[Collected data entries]
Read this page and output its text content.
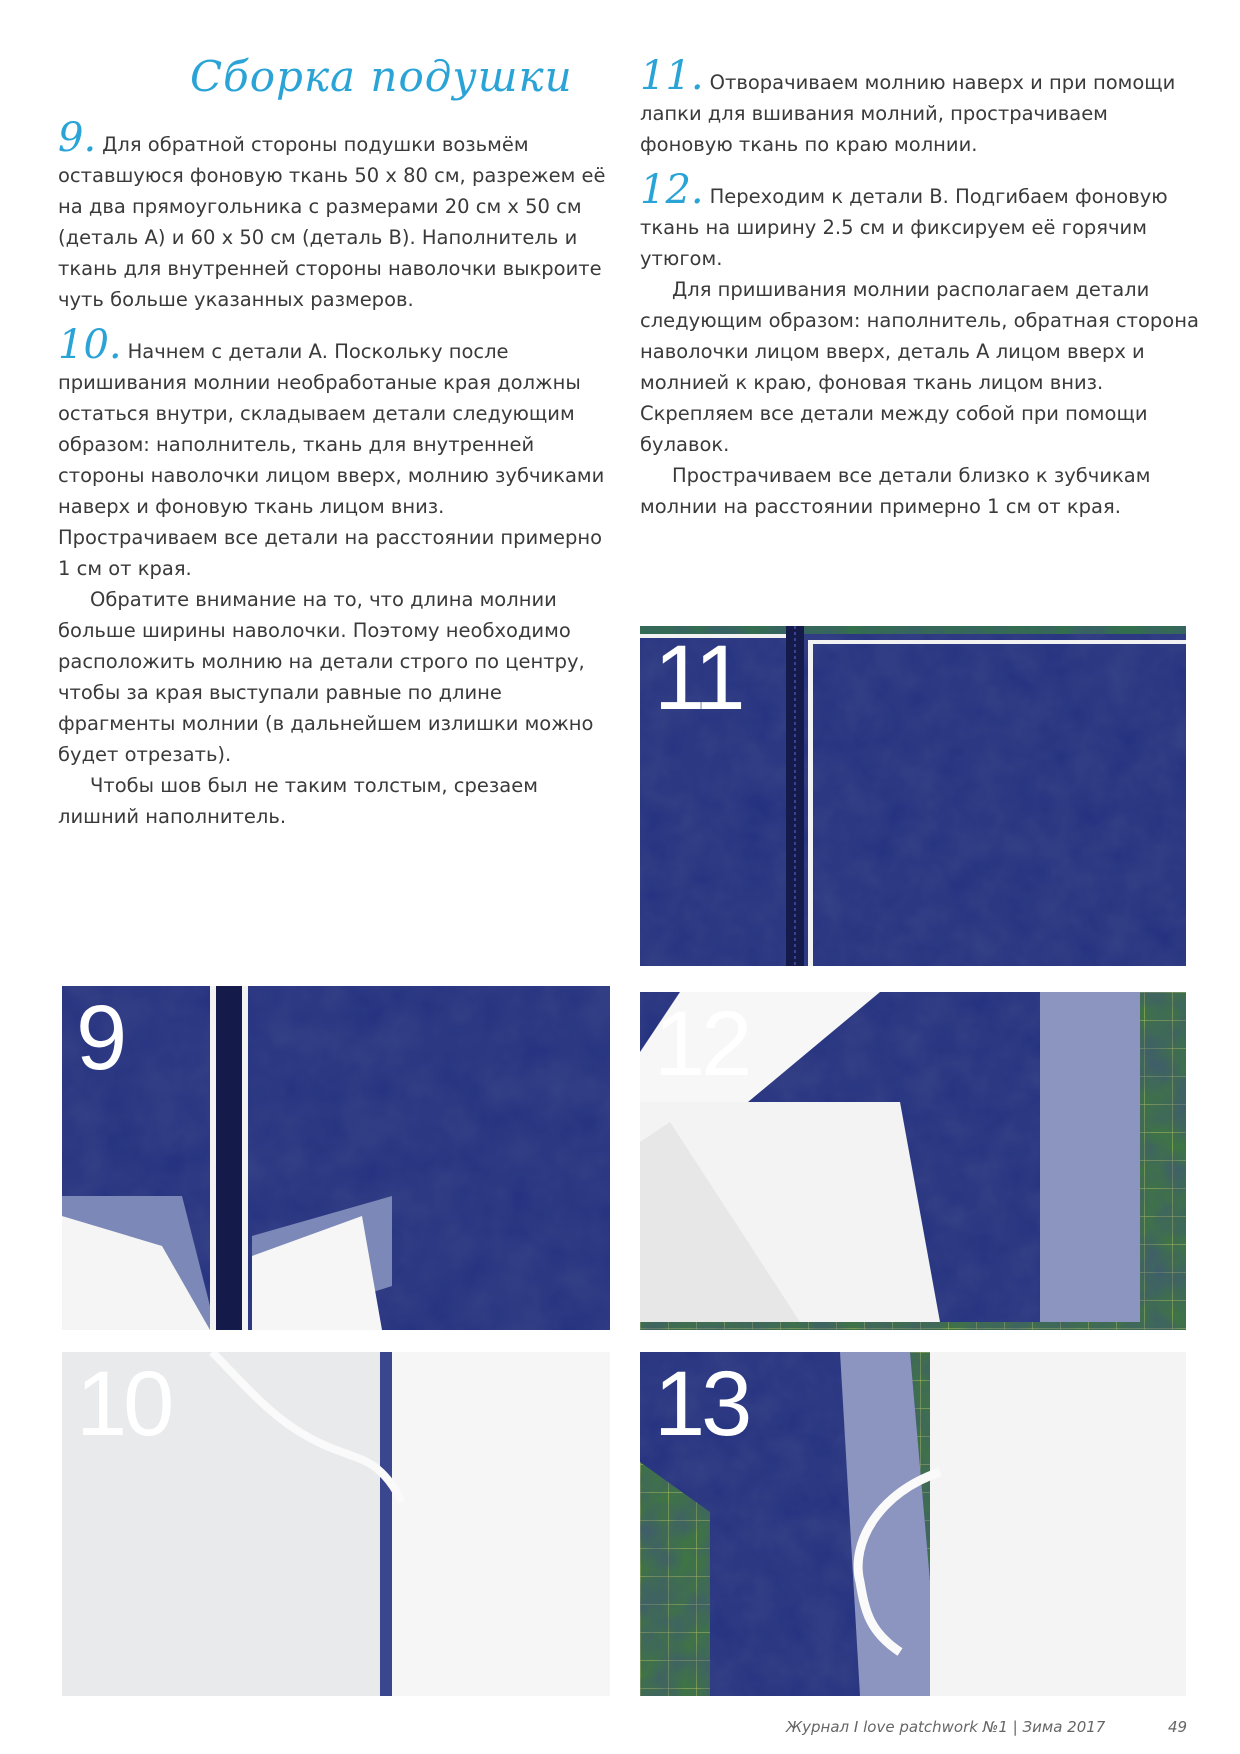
Сборка подушки

9. Для обратной стороны подушки возьмём оставшуюся фоновую ткань 50 х 80 см, разрежем её на два прямоугольника с размерами 20 см х 50 см (деталь А) и 60 х 50 см (деталь В). Наполнитель и ткань для внутренней стороны наволочки выкроите чуть больше указанных размеров.

10. Начнем с детали А. Поскольку после пришивания молнии необработаные края должны остаться внутри, складываем детали следующим образом: наполнитель, ткань для внутренней стороны наволочки лицом вверх, молнию зубчиками наверх и фоновую ткань лицом вниз. Прострачиваем все детали на расстоянии примерно 1 см от края.

Обратите внимание на то, что длина молнии больше ширины наволочки. Поэтому необходимо расположить молнию на детали строго по центру, чтобы за края выступали равные по длине фрагменты молнии (в дальнейшем излишки можно будет отрезать).

Чтобы шов был не таким толстым, срезаем лишний наполнитель.

11. Отворачиваем молнию наверх и при помощи лапки для вшивания молний, прострачиваем фоновую ткань по краю молнии.

12. Переходим к детали В. Подгибаем фоновую ткань на ширину 2.5 см и фиксируем её горячим утюгом.

Для пришивания молнии располагаем детали следующим образом: наполнитель, обратная сторона наволочки лицом вверх, деталь А лицом вверх и молнией к краю, фоновая ткань лицом вниз. Скрепляем все детали между собой при помощи булавок.

Прострачиваем все детали близко к зубчикам молнии на расстоянии примерно 1 см от края.

11
9	12
10	13
Журнал I love patchwork №1 | Зима 2017	49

Goal of the exercise
Every entry above is to be set down exactly; the pictures are to be left out.

Full answer
Read this page and output its text content.
Сборка подушки

9. Для обратной стороны подушки возьмём оставшуюся фоновую ткань 50 х 80 см, разрежем её на два прямоугольника с размерами 20 см х 50 см (деталь А) и 60 х 50 см (деталь В). Наполнитель и ткань для внутренней стороны наволочки выкроите чуть больше указанных размеров.

10. Начнем с детали А. Поскольку после пришивания молнии необработаные края должны остаться внутри, складываем детали следующим образом: наполнитель, ткань для внутренней стороны наволочки лицом вверх, молнию зубчиками наверх и фоновую ткань лицом вниз. Прострачиваем все детали на расстоянии примерно 1 см от края.

Обратите внимание на то, что длина молнии больше ширины наволочки. Поэтому необходимо расположить молнию на детали строго по центру, чтобы за края выступали равные по длине фрагменты молнии (в дальнейшем излишки можно будет отрезать).

Чтобы шов был не таким толстым, срезаем лишний наполнитель.

11. Отворачиваем молнию наверх и при помощи лапки для вшивания молний, прострачиваем фоновую ткань по краю молнии.

12. Переходим к детали В. Подгибаем фоновую ткань на ширину 2.5 см и фиксируем её горячим утюгом.

Для пришивания молнии располагаем детали следующим образом: наполнитель, обратная сторона наволочки лицом вверх, деталь А лицом вверх и молнией к краю, фоновая ткань лицом вниз. Скрепляем все детали между собой при помощи булавок.

Прострачиваем все детали близко к зубчикам молнии на расстоянии примерно 1 см от края.

11
9	12
10	13
Журнал I love patchwork №1 | Зима 2017	49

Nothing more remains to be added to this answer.